Of all the lines in this data, how many include "thickness"? Respond with the number only.

__DATA SUPPLIED__:
·····
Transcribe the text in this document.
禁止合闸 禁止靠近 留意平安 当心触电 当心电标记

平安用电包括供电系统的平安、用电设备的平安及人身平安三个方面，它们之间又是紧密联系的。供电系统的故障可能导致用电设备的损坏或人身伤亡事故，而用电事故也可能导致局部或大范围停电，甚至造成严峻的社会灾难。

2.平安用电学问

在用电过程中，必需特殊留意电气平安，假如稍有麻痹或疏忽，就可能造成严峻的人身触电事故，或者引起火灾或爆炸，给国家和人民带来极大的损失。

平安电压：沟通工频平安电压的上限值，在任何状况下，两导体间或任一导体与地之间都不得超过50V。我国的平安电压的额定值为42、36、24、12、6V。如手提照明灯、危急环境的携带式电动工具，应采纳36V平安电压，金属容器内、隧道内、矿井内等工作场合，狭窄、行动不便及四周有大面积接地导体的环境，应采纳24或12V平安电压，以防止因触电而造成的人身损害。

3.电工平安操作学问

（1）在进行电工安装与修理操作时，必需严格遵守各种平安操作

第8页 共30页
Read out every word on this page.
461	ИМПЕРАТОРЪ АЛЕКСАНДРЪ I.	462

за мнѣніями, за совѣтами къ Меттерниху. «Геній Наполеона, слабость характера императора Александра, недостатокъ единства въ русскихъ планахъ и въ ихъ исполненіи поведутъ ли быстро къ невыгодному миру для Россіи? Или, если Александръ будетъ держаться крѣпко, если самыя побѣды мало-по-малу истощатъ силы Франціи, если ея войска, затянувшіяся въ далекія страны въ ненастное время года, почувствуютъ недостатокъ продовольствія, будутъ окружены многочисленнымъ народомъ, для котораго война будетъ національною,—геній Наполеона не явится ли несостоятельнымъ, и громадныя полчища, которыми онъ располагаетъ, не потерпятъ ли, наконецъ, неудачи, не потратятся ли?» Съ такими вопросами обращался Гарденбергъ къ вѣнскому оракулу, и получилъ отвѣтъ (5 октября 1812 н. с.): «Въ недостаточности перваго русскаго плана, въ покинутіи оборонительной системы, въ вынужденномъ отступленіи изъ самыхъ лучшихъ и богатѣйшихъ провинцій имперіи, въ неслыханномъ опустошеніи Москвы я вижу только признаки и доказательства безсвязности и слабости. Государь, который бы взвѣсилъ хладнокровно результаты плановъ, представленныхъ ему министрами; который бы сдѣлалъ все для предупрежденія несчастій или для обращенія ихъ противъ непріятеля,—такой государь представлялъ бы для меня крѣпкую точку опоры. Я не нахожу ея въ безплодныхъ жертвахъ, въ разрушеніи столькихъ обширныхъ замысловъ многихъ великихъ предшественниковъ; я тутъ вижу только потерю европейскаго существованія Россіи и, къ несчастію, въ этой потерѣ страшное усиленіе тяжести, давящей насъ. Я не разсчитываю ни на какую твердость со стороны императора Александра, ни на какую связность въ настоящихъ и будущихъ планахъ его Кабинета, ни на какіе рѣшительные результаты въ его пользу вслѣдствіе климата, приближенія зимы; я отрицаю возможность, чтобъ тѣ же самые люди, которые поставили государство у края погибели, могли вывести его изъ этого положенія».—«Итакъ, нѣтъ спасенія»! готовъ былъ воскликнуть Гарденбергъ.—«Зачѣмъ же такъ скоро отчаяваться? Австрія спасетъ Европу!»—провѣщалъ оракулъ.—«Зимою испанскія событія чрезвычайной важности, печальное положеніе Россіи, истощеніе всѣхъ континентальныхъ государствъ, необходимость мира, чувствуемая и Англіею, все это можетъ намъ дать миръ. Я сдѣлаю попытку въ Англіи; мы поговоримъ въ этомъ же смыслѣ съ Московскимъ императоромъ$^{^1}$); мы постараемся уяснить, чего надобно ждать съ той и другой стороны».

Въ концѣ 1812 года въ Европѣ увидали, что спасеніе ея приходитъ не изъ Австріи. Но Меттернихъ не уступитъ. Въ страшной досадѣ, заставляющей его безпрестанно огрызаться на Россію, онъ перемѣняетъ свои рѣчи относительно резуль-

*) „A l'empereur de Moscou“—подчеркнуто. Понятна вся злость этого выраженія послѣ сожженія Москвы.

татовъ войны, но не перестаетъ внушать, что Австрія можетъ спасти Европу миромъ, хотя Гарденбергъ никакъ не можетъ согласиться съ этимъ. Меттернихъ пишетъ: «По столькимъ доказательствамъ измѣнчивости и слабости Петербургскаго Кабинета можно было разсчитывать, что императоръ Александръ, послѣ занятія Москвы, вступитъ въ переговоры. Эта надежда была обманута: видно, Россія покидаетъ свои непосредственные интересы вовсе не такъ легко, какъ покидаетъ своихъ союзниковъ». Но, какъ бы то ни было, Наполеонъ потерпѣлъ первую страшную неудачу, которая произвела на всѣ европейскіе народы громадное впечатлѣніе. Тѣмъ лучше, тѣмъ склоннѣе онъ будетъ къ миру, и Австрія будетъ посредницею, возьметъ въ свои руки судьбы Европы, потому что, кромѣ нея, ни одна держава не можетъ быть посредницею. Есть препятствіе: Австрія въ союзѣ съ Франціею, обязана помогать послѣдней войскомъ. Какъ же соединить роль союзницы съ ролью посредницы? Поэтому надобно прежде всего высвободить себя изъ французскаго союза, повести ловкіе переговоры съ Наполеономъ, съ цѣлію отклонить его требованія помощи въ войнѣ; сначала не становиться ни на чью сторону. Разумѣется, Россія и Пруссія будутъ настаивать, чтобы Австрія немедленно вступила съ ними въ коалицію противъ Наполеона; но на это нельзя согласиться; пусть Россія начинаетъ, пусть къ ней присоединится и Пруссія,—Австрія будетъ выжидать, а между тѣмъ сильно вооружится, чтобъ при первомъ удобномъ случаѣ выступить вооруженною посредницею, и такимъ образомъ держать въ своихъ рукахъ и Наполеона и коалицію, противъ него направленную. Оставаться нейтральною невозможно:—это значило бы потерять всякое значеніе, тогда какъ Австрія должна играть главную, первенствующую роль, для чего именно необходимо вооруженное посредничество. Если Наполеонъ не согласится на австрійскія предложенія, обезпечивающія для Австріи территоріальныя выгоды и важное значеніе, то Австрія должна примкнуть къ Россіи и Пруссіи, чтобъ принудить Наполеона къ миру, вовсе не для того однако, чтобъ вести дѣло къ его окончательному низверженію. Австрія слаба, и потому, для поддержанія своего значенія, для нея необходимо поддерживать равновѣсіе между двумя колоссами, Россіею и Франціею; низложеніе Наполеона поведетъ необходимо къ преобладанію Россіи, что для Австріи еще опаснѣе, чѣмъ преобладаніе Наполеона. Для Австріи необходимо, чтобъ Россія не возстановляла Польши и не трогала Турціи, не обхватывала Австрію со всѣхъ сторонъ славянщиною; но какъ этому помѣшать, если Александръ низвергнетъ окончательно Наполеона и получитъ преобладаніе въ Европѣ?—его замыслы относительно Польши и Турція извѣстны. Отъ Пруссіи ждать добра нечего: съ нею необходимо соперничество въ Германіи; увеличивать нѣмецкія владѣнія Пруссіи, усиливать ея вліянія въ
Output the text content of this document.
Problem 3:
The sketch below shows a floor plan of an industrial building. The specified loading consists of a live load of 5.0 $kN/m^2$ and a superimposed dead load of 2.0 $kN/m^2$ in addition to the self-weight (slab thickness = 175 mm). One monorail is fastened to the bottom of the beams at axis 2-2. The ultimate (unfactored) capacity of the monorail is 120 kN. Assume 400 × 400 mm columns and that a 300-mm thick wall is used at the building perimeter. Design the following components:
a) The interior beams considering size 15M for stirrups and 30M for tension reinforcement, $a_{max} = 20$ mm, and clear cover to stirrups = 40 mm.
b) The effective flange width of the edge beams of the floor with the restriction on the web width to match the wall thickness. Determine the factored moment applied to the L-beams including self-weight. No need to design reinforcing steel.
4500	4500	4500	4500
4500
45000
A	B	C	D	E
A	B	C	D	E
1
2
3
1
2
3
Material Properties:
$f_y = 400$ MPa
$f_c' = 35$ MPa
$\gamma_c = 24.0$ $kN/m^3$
·····
__SOLUTION TO THE EXERCISE__:
2